◆ Texto de apoio:
::::

Saul Leblon
Janio de Freitas, o decano dos comentaristas políticos do país, de quem
não se pode dizer que seja simpatizante do PT, nem mesmo remotamente
lulista, carrega algo indisponível nas dobradiças gelatinosas que
compõem a espinha intelectual e profissional da maioria dos colunistas
do dispositivo midiático conservador: ética profissional.
Sua coluna desta 3ª feira na 'Folha', 'A voz das provas',
funciona como aquela sirene solitária que todavia não hesita em dar ao
odor exalado das páginas ao seu redor o significado que tem na história.
A Suprema Corte do país, a quem caberia em última instância a tarefa de
resguardar a Constituição e o Direito condenou lideranças políticas da
esquerda brasileira com base em descarga verborrágica desprovida do
fundamento basilar de um sentença em regime democrático: a prova do
delito.
'A voz das provas',
demonstra o artigo de Janio de Freitas, foi toscamente substituída e
abafada "pelas imputações (do relator Joaquim Barbosa) compostas só de
palavras".
A ausência do imprescindível foi tolerada; mais que isso, aplaudida e
incentivada. Para legitimar o interesse intrínseco à pauta, animadores
se esponjaram no mesmo vale tudo que se atribui aos réus agora
condenados.
A contradição nos seus próprios termos inclui até mesmo ignorar aquilo que se publica.

::::

◆ Dados extraídos:
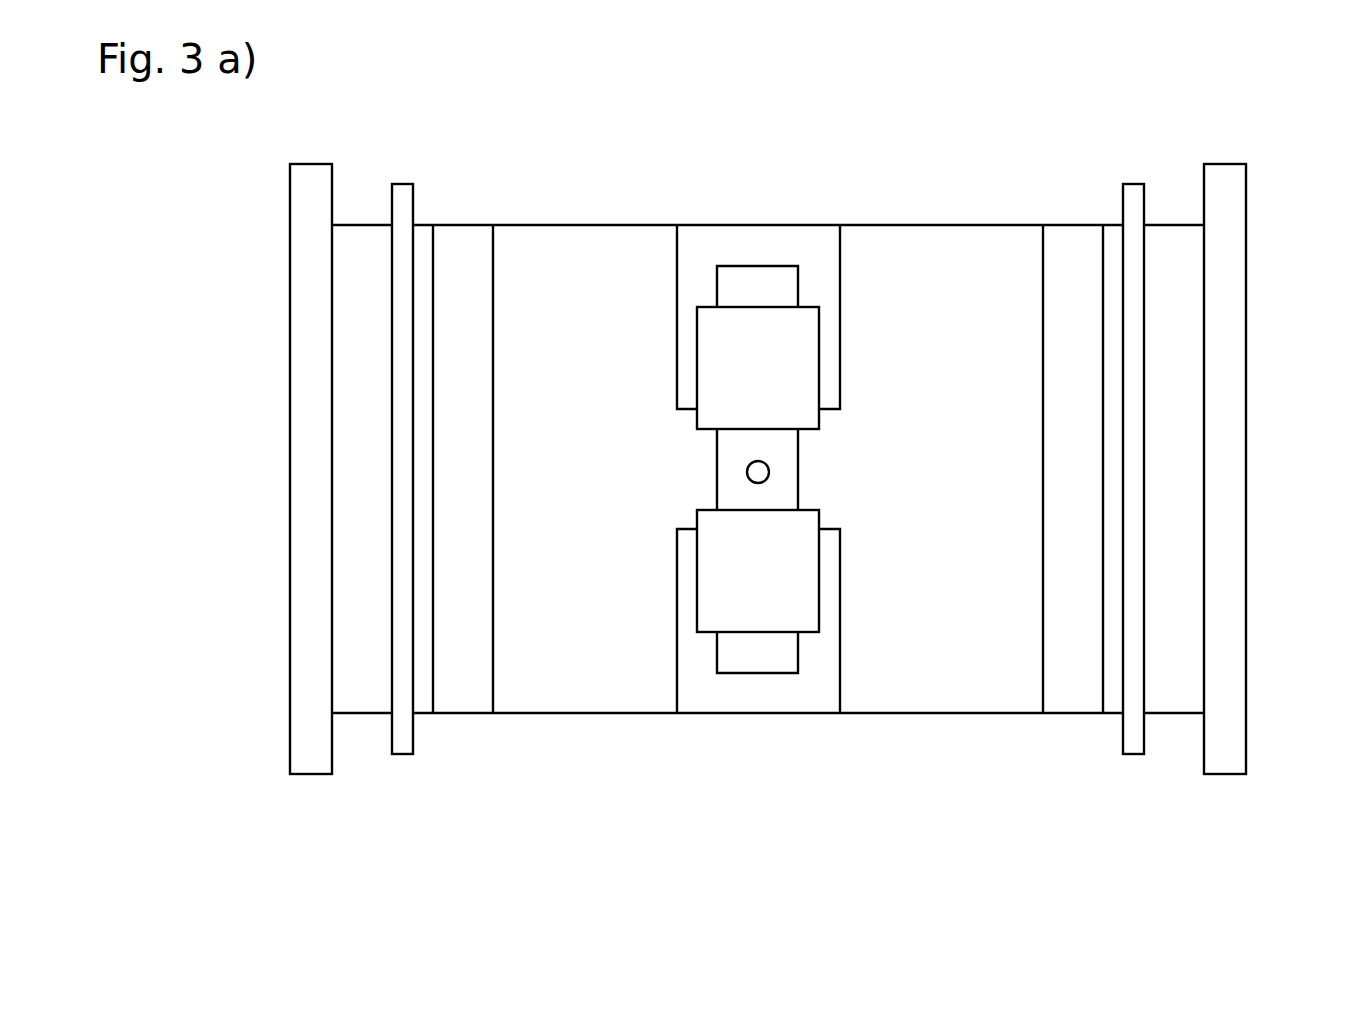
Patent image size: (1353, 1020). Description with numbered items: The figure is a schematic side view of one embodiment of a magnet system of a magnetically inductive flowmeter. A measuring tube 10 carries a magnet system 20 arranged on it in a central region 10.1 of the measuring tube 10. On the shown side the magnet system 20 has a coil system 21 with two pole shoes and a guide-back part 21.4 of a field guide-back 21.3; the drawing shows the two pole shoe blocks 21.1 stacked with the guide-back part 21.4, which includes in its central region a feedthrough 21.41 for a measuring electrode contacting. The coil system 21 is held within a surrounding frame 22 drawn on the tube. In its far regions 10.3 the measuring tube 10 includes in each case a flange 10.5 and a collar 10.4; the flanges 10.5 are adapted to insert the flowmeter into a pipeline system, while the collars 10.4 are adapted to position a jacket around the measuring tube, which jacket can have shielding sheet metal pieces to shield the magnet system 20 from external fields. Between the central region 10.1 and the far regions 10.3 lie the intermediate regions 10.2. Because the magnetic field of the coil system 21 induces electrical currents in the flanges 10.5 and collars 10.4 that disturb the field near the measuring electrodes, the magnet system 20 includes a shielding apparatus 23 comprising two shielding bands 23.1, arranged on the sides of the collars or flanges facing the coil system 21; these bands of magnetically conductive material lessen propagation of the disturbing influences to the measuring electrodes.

The measuring tube 10 is at (345, 347).
The central region 10.1 is at (766, 778).
The intermediate regions 10.2 is at (550, 790).
The far regions 10.3 is at (415, 810).
The collar 10.4 is at (402, 743).
The flange 10.5 is at (312, 763).
The magnet system 20 is at (836, 430).
The coil system 21 is at (836, 461).
The sensor element / magnet 21.1 is at (758, 469).
The field guide-back 21.3 is at (747, 286).
The guide-back part 21.4 is at (737, 652).
The feedthrough 21.41 is at (765, 473).
The bracket / guide 22 is at (808, 245).
The shielding apparatus 23 is at (1083, 247).
The shielding bands 23.1 is at (473, 246).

::::

◆ Atividades propostas:
A: No texto sobre a coluna de Janio de Freitas, qual é o título da coluna publicada na 'Folha'?
B: Prossiga o texto sobre a coluna de Janio de Freitas a partir do ponto em que ele termina.
Os itens não têm nenhum papel nestas atividades.

◆ Respostas das atividades:
A: A coluna se intitula 'A voz das provas'.

B:
Janio não deixa de anotar que foi somente às vésperas do desfecho
ansiosamente cobiçado pelo conservadorismo que em manchete, note-se, "
ao pé da página A 6 de domingo"-- referencia o atilado colunista--, a mesma 'Folha'
que nesta 3ª feira estampa editorial em 1ª página alinhado aos festejos
comemorativos da sentença, entrevistou o jurista alemão Claus Roxin.
Trata-se de um dos teóricos responsáveis pelo conceito do 'domínio do
fato'. Teria sido com base nessa viga mestra que a Suprema Corte do
país, impulsionada pelo jogral midiático, considerou-se dispensada de
reunir provas para a condenação consumada na 2ª feira.
Doutos rábulas de redações, Brasil afora, e sabichões de menor porte,
todavia loquazes na arte da guilhotina higienizadora da ganância petista
pelo poder, teceram proficientes considerações sobre a pertinência do
'domínio do fato'.
Tornou-se a 'Eureka!' do conservadorismo togado e das consciências
sempre hesitantes no meio fio da história. Bastava recitar: "o superior
hierárquico de um suposto ilícito paga pelo crime, mesmo sem provas
diretas que o comprometam". E danem-se as minúcias: a oportuna
transfiguração da multinacional Visanet em anexo do Banco do Brasil, e a
seletiva escolha de um único dos quatro diretores --por acaso um
petista- para avalizar o elo com o PT, deu ao argumento o arcabouço de
peculato doloso. Estava feita a distinção em relação à praxe eleitoral
suprapartidária. Não se exima o caixa 2 da nódoa que amesquinha
programas, aleija lideranças e frauda a urna. Mas não é disso que se
trata, nem é isso o que persegue o coro em torno da Ação Penal 470.
Ademais, o que seria de respeitáveis representantes das 'classes
dirigentes' se fossemos levar a coisa a sério e rebobinar a história
pregressa do país --os crimes cometidos pela ditadura, por exemplo-- com
base nesse esteio 'do Direito alemão', assim proclamado com gula por
bocas obsequiosas? Passemos.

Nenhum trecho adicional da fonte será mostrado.